>> Start Supplied entries

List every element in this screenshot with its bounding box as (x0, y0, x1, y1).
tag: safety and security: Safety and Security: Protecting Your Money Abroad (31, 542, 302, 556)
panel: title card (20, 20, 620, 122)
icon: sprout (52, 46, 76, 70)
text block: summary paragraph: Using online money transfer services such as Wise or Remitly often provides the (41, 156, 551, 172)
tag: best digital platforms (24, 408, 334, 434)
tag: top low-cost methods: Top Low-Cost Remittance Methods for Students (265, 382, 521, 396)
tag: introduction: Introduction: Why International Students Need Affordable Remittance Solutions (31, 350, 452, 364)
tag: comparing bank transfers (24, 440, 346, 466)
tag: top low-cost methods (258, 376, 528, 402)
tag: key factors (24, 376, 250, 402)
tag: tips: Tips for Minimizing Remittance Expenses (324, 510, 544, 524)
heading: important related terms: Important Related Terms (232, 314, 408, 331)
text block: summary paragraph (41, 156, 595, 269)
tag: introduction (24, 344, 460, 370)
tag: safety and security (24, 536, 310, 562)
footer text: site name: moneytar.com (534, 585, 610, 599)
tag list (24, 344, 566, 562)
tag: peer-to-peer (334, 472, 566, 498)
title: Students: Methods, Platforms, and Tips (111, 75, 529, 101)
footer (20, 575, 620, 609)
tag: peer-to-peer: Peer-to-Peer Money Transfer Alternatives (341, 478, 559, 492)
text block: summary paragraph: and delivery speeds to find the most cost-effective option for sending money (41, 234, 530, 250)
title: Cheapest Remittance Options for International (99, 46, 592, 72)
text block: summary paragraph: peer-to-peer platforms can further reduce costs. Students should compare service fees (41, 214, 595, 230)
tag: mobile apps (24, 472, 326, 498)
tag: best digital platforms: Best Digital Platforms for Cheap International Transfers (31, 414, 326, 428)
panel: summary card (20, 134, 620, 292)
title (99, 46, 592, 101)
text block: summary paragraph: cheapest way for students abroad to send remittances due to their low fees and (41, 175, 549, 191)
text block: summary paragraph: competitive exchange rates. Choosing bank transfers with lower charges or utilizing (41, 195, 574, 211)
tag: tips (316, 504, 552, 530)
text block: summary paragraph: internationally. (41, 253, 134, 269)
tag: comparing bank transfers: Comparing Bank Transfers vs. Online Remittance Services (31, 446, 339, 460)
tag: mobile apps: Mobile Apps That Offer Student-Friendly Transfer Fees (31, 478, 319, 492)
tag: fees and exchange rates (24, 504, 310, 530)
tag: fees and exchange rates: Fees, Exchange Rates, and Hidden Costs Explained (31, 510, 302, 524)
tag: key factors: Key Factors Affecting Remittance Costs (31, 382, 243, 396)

>> End Supplied entries
>> Start Supplied entries

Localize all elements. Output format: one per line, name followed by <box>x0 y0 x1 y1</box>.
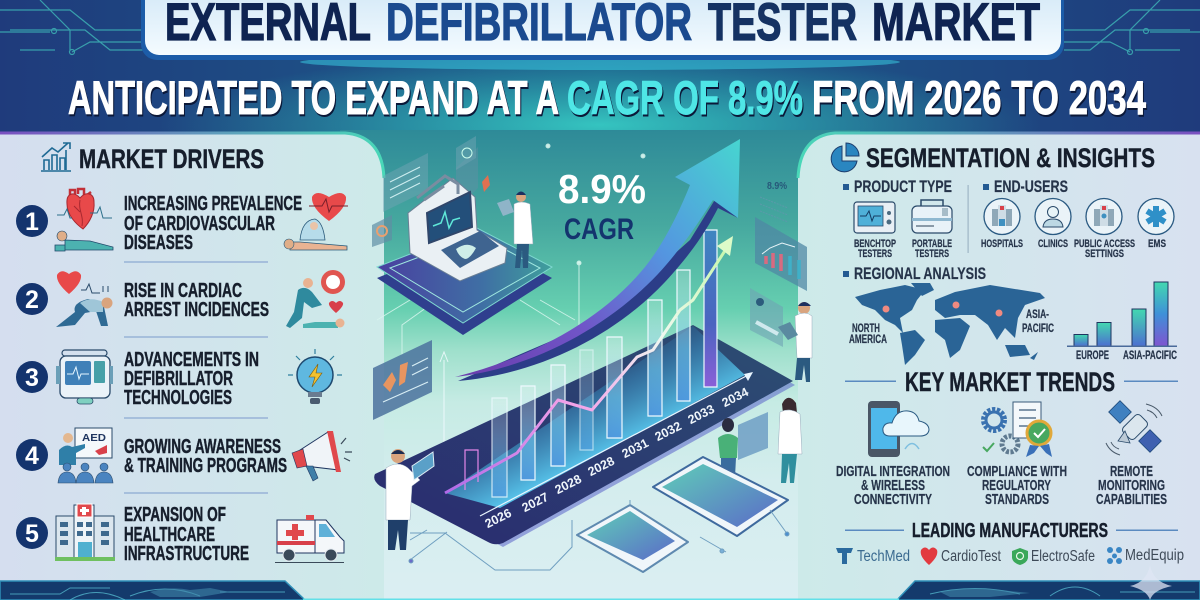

>> End Supplied entries

◆ What you are asked to do
Repeat verbatim the lines running from the one containing "List every element" through the one containing "icon: sprout (52, 46, 76, 70)", including both of those lines.

◆ The answer
List every element in this screenshot with its bounding box as (x0, y0, x1, y1).
tag: safety and security: Safety and Security: Protecting Your Money Abroad (31, 542, 302, 556)
panel: title card (20, 20, 620, 122)
icon: sprout (52, 46, 76, 70)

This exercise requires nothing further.